Keep only those lines of the records that include the string "type".

Given entries:
>> START
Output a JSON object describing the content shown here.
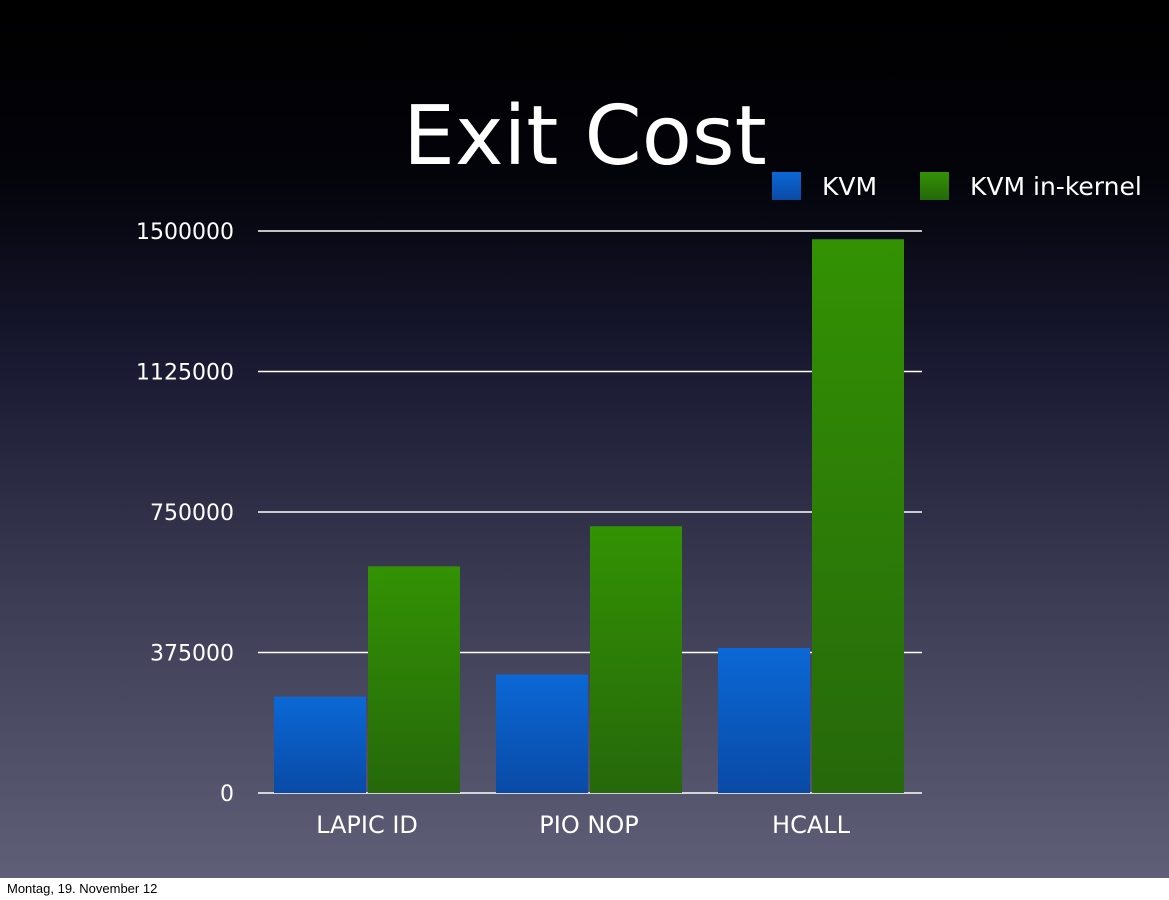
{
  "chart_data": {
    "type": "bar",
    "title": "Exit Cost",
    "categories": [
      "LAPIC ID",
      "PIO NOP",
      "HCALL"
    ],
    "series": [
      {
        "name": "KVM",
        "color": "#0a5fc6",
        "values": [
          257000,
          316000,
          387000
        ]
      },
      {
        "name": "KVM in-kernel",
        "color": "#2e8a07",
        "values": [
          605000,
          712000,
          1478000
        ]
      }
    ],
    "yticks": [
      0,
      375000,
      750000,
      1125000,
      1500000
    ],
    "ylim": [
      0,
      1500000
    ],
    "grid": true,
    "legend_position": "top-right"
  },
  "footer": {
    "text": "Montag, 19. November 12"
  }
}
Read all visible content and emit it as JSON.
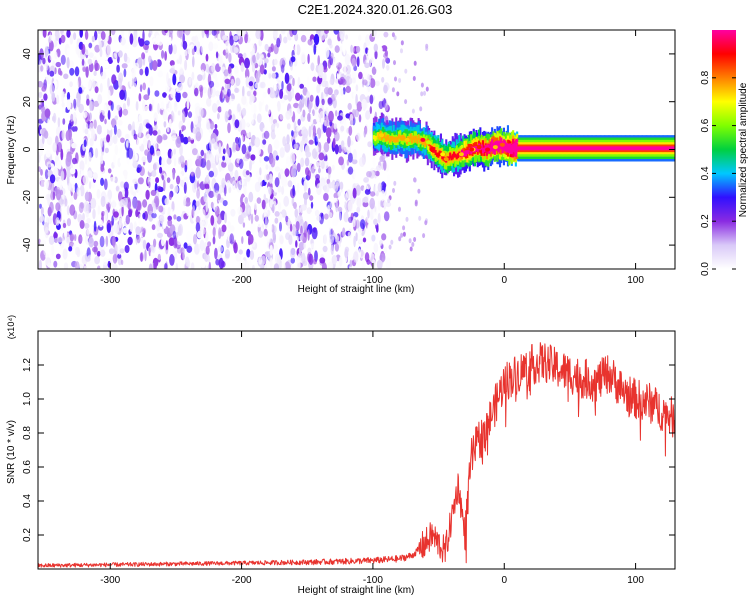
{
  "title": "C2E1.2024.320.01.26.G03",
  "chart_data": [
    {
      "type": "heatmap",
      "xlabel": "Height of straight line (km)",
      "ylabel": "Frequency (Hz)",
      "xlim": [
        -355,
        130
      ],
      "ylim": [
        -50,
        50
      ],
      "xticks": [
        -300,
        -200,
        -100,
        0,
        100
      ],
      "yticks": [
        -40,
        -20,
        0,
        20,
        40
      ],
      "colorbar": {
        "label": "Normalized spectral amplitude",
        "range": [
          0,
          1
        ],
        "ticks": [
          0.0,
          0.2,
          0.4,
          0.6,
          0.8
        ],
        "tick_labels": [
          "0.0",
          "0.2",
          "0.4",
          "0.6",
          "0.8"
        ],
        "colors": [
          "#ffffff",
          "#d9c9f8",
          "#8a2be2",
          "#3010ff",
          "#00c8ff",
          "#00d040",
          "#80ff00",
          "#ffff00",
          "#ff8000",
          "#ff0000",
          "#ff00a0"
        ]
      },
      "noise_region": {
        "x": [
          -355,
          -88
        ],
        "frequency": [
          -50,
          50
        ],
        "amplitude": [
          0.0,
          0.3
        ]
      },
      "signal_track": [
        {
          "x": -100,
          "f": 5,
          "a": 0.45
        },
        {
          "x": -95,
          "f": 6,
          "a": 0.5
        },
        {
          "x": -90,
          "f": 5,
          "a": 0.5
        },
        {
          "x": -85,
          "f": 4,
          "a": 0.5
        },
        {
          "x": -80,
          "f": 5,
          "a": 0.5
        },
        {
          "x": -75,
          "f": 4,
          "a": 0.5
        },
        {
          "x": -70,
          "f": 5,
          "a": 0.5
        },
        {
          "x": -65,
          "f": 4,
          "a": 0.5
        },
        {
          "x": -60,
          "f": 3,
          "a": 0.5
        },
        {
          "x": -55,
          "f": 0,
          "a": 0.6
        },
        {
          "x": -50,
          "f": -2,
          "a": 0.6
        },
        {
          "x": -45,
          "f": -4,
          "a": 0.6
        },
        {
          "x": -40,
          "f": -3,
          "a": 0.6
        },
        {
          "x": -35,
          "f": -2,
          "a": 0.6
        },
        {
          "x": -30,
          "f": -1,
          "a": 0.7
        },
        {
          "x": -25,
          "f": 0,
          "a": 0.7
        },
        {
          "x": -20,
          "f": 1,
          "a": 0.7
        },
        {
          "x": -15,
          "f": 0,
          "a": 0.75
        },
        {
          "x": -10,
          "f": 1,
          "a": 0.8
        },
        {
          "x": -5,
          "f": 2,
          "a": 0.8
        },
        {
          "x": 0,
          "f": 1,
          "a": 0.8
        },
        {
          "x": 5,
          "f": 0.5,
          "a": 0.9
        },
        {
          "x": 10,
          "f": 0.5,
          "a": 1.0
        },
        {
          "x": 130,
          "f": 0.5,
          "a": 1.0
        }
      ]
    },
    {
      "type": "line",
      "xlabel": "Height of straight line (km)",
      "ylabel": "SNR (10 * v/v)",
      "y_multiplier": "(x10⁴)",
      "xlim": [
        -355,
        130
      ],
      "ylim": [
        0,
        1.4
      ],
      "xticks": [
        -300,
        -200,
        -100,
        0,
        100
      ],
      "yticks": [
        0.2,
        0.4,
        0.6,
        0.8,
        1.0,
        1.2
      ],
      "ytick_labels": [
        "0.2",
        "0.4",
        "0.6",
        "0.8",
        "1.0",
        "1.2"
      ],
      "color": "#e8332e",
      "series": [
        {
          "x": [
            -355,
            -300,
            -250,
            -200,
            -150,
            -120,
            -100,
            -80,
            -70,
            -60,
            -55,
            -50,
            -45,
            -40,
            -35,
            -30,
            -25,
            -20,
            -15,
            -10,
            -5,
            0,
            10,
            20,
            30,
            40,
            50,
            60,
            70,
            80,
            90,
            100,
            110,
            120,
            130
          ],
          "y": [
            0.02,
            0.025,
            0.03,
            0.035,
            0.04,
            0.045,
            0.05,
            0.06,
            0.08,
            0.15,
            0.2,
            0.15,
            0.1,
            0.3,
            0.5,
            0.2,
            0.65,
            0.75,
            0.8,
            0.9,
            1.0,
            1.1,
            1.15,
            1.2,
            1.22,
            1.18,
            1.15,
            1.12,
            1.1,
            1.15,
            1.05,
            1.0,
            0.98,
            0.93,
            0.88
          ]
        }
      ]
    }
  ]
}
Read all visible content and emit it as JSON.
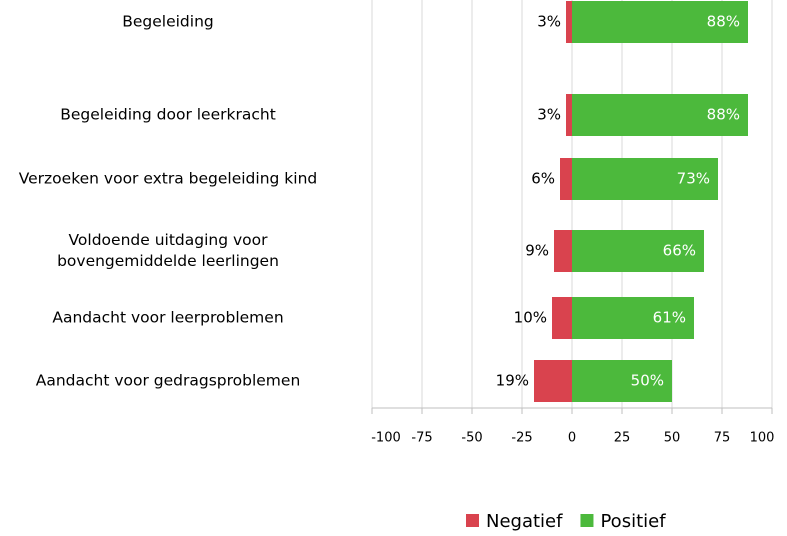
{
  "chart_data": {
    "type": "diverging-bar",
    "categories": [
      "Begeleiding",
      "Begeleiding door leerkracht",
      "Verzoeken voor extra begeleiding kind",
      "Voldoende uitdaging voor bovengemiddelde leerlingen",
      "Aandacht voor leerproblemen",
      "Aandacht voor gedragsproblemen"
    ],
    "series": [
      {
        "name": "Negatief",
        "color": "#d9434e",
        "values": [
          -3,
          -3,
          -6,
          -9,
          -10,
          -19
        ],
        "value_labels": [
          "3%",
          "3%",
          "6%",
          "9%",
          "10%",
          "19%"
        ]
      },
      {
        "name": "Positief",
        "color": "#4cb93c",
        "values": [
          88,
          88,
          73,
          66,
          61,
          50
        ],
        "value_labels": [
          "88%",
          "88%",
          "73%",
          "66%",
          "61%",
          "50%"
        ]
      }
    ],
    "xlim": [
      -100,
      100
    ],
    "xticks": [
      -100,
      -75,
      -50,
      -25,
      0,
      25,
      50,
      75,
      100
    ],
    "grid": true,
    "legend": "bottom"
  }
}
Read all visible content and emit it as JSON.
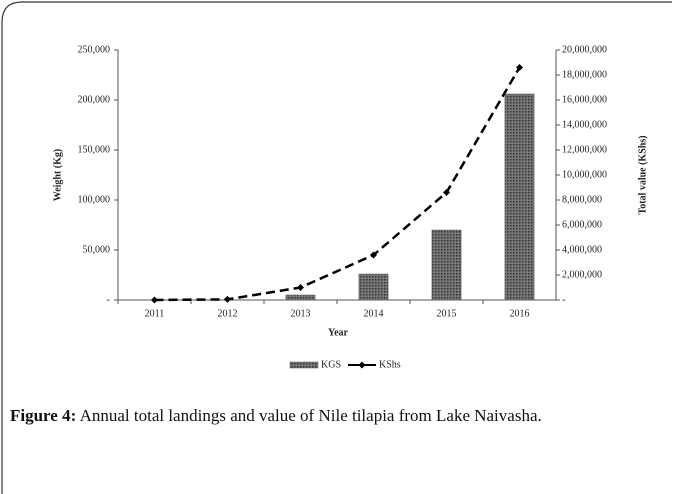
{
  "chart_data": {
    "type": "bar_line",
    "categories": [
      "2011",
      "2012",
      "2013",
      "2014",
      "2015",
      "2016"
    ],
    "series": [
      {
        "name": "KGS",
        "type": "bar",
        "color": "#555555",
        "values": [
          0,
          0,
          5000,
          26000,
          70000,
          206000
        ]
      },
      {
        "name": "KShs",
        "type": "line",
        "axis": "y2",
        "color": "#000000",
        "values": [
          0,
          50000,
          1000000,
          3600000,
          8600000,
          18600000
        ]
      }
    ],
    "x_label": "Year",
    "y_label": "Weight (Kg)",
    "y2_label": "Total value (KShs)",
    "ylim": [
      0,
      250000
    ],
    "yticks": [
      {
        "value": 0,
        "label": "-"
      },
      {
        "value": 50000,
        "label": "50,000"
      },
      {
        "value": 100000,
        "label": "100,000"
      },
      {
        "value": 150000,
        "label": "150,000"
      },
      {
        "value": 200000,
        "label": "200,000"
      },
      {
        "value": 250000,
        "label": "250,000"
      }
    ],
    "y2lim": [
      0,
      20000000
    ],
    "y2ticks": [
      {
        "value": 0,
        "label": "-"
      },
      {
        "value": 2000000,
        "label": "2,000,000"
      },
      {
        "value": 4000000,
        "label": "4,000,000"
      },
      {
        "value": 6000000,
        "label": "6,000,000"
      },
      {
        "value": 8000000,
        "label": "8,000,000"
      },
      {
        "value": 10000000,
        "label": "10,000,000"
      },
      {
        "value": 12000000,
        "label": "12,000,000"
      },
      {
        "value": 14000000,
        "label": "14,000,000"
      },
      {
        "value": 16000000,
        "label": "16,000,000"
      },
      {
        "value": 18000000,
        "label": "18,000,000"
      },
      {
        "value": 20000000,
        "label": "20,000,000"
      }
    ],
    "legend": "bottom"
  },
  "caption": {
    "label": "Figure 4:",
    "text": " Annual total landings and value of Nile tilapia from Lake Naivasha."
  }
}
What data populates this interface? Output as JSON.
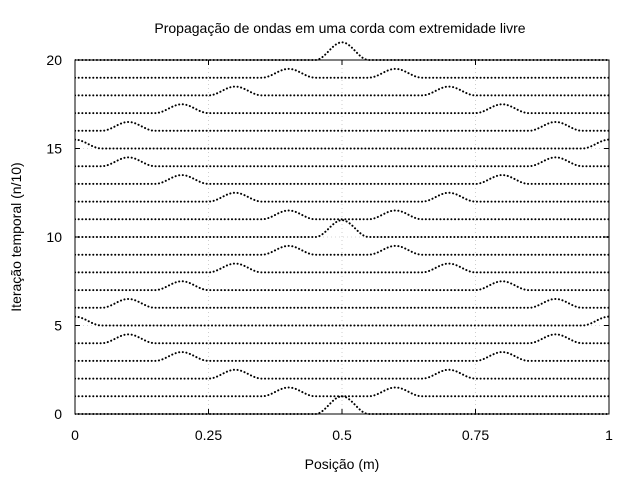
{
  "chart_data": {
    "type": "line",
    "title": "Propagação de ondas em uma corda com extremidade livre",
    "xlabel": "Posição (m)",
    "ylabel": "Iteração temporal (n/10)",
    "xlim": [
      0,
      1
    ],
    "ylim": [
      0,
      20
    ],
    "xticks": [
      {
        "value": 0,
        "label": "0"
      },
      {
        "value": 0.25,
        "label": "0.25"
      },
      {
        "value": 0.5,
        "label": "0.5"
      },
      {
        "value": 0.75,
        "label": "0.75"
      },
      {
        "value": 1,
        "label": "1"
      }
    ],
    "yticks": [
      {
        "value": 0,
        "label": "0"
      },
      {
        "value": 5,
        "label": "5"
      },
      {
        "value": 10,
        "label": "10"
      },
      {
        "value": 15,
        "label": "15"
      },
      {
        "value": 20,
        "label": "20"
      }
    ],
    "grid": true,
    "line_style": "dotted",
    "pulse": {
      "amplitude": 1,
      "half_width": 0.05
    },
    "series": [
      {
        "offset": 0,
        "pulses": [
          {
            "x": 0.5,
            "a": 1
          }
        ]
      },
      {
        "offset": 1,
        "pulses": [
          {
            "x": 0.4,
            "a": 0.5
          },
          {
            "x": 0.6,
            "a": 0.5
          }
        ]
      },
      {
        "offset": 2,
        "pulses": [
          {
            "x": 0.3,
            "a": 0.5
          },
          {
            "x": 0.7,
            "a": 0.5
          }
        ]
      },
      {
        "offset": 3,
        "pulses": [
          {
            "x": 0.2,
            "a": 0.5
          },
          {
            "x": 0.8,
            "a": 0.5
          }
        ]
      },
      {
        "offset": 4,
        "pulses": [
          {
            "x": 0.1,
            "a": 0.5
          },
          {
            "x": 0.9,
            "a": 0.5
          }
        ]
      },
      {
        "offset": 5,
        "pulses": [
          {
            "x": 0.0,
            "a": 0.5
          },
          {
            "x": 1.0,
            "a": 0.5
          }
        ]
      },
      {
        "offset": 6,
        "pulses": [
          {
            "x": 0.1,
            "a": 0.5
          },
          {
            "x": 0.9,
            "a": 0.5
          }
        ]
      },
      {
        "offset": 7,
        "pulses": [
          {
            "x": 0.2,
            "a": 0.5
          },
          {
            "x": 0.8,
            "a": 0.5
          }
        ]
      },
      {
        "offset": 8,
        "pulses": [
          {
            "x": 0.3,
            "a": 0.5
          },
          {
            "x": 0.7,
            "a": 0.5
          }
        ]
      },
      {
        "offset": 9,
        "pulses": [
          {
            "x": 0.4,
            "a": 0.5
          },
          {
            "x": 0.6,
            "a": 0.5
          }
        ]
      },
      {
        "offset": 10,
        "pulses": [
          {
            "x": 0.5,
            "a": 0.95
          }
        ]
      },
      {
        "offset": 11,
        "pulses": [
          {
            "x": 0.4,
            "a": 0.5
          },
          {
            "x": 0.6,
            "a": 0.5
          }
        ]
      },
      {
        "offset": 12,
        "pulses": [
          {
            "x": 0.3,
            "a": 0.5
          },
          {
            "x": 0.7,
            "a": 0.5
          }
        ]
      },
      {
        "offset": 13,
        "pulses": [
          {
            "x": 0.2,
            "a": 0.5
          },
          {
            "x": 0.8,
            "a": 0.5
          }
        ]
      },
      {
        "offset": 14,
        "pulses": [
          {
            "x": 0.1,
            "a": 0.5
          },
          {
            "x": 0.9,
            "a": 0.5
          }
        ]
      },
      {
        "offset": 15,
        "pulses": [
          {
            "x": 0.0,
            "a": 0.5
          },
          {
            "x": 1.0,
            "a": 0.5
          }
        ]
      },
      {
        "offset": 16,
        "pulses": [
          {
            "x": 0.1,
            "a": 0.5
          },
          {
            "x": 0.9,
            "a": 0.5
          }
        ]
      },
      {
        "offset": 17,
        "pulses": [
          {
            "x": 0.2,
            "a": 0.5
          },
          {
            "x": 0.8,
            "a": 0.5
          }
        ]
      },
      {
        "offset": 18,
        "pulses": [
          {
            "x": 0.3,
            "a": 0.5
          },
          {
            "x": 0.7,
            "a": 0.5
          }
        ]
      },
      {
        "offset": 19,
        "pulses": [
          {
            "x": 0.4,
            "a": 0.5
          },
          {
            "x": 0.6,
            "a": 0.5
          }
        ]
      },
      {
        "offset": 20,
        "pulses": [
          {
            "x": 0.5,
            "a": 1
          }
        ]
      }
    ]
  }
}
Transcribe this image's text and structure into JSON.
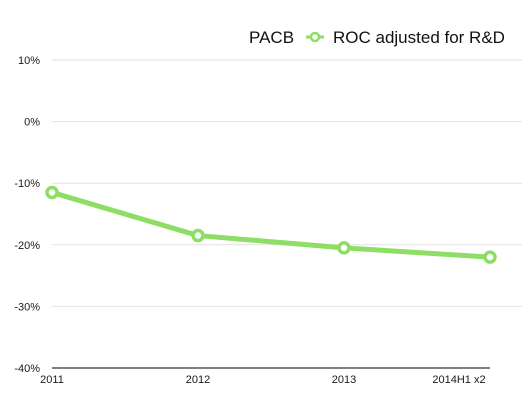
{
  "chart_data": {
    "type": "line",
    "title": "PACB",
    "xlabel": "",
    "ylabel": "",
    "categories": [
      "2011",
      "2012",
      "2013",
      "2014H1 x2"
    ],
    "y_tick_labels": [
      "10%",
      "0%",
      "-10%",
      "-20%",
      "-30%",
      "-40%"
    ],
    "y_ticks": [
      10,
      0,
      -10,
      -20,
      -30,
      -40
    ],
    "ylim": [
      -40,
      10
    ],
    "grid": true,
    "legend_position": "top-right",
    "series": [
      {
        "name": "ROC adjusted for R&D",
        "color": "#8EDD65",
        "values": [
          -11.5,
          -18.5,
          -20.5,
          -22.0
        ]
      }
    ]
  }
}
>> END
Answer to the task:
    "type": "bar",
      "type": "heatmap",
      "type": "line",
    "type": "diverging-bar",
    "type": "bar_line",
        "type": "bar",
        "type": "line",
    "type": "line",
    "type": "line",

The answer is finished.